Output the data word for word, dropping every image.

##############################

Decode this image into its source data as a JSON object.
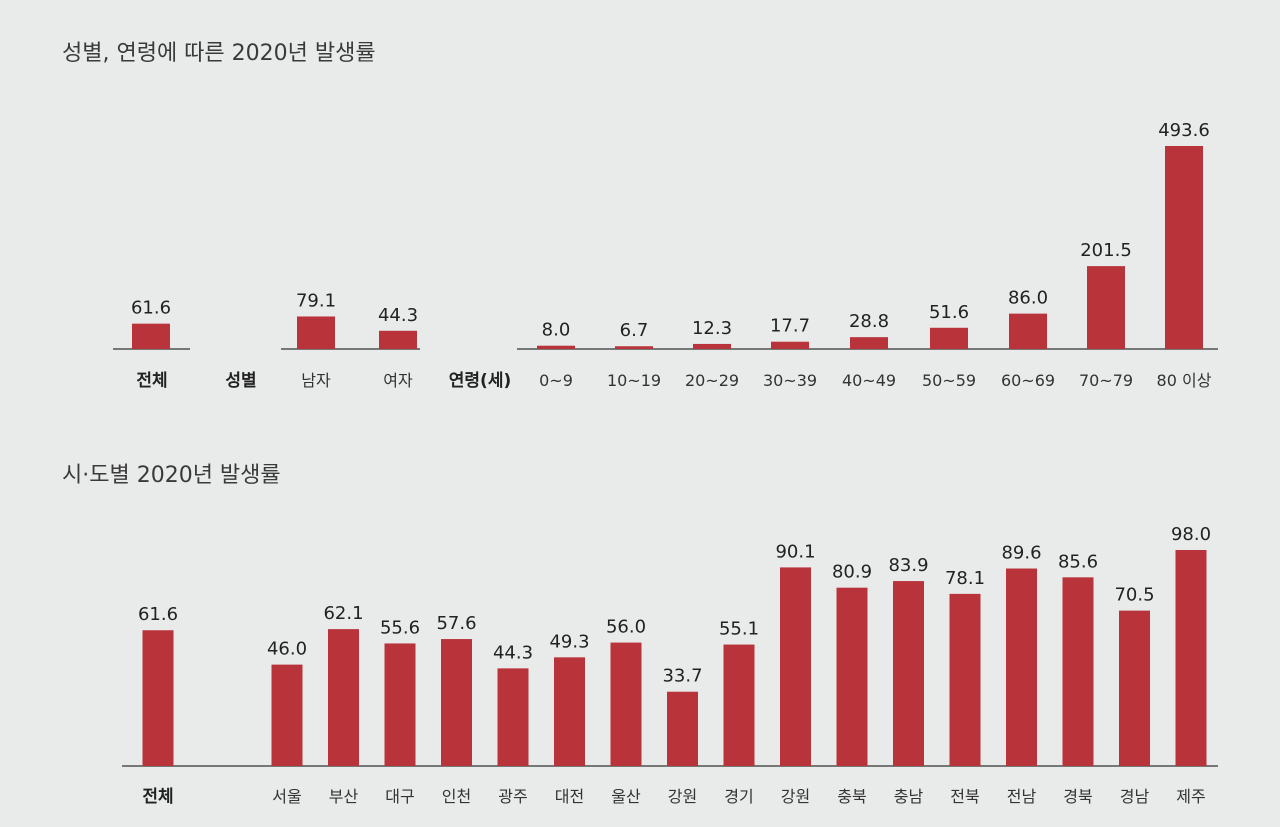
{
  "chart_data": [
    {
      "type": "bar",
      "title": "성별, 연령에 따른 2020년 발생률",
      "groups": {
        "total": {
          "label": "전체",
          "categories": [
            ""
          ],
          "values": [
            61.6
          ]
        },
        "sex": {
          "label": "성별",
          "categories": [
            "남자",
            "여자"
          ],
          "values": [
            79.1,
            44.3
          ]
        },
        "age": {
          "label": "연령(세)",
          "categories": [
            "0~9",
            "10~19",
            "20~29",
            "30~39",
            "40~49",
            "50~59",
            "60~69",
            "70~79",
            "80 이상"
          ],
          "values": [
            8.0,
            6.7,
            12.3,
            17.7,
            28.8,
            51.6,
            86.0,
            201.5,
            493.6
          ]
        }
      },
      "value_labels": [
        "61.6",
        "79.1",
        "44.3",
        "8.0",
        "6.7",
        "12.3",
        "17.7",
        "28.8",
        "51.6",
        "86.0",
        "201.5",
        "493.6"
      ],
      "ylim": [
        0,
        500
      ],
      "grid": false
    },
    {
      "type": "bar",
      "title": "시·도별 2020년 발생률",
      "total": {
        "label": "전체",
        "value": 61.6,
        "value_label": "61.6"
      },
      "categories": [
        "서울",
        "부산",
        "대구",
        "인천",
        "광주",
        "대전",
        "울산",
        "강원",
        "경기",
        "강원",
        "충북",
        "충남",
        "전북",
        "전남",
        "경북",
        "경남",
        "제주"
      ],
      "values": [
        46.0,
        62.1,
        55.6,
        57.6,
        44.3,
        49.3,
        56.0,
        33.7,
        55.1,
        90.1,
        80.9,
        83.9,
        78.1,
        89.6,
        85.6,
        70.5,
        98.0
      ],
      "value_labels": [
        "46.0",
        "62.1",
        "55.6",
        "57.6",
        "44.3",
        "49.3",
        "56.0",
        "33.7",
        "55.1",
        "90.1",
        "80.9",
        "83.9",
        "78.1",
        "89.6",
        "85.6",
        "70.5",
        "98.0"
      ],
      "ylim": [
        0,
        100
      ],
      "grid": false
    }
  ],
  "colors": {
    "bar": "#b9343a",
    "background": "#e9eaea",
    "text": "#222222"
  }
}
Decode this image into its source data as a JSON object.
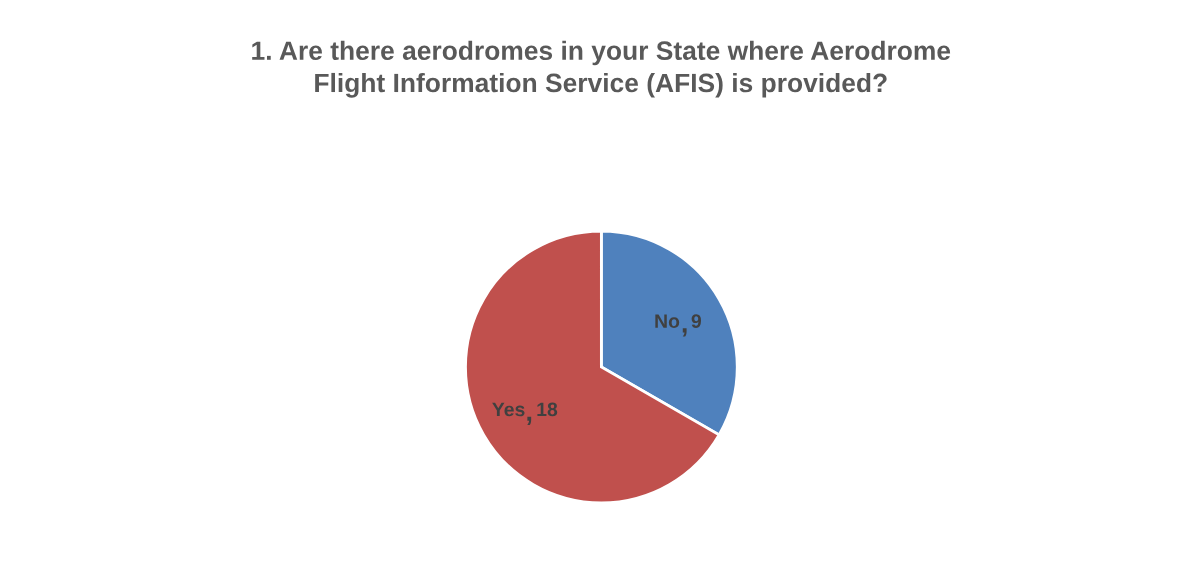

##############################

## Answer to this exercise
Decode this image into its source data as a JSON object.
{
  "chart_data": [
    {
      "type": "bar",
      "title": "성별, 연령에 따른 2020년 발생률",
      "groups": {
        "total": {
          "label": "전체",
          "categories": [
            ""
          ],
          "values": [
            61.6
          ]
        },
        "sex": {
          "label": "성별",
          "categories": [
            "남자",
            "여자"
          ],
          "values": [
            79.1,
            44.3
          ]
        },
        "age": {
          "label": "연령(세)",
          "categories": [
            "0~9",
            "10~19",
            "20~29",
            "30~39",
            "40~49",
            "50~59",
            "60~69",
            "70~79",
            "80 이상"
          ],
          "values": [
            8.0,
            6.7,
            12.3,
            17.7,
            28.8,
            51.6,
            86.0,
            201.5,
            493.6
          ]
        }
      },
      "value_labels": [
        "61.6",
        "79.1",
        "44.3",
        "8.0",
        "6.7",
        "12.3",
        "17.7",
        "28.8",
        "51.6",
        "86.0",
        "201.5",
        "493.6"
      ],
      "ylim": [
        0,
        500
      ],
      "grid": false
    },
    {
      "type": "bar",
      "title": "시·도별 2020년 발생률",
      "total": {
        "label": "전체",
        "value": 61.6,
        "value_label": "61.6"
      },
      "categories": [
        "서울",
        "부산",
        "대구",
        "인천",
        "광주",
        "대전",
        "울산",
        "강원",
        "경기",
        "강원",
        "충북",
        "충남",
        "전북",
        "전남",
        "경북",
        "경남",
        "제주"
      ],
      "values": [
        46.0,
        62.1,
        55.6,
        57.6,
        44.3,
        49.3,
        56.0,
        33.7,
        55.1,
        90.1,
        80.9,
        83.9,
        78.1,
        89.6,
        85.6,
        70.5,
        98.0
      ],
      "value_labels": [
        "46.0",
        "62.1",
        "55.6",
        "57.6",
        "44.3",
        "49.3",
        "56.0",
        "33.7",
        "55.1",
        "90.1",
        "80.9",
        "83.9",
        "78.1",
        "89.6",
        "85.6",
        "70.5",
        "98.0"
      ],
      "ylim": [
        0,
        100
      ],
      "grid": false
    }
  ],
  "colors": {
    "bar": "#b9343a",
    "background": "#e9eaea",
    "text": "#222222"
  }
}
Decode this image into its source data as a JSON object.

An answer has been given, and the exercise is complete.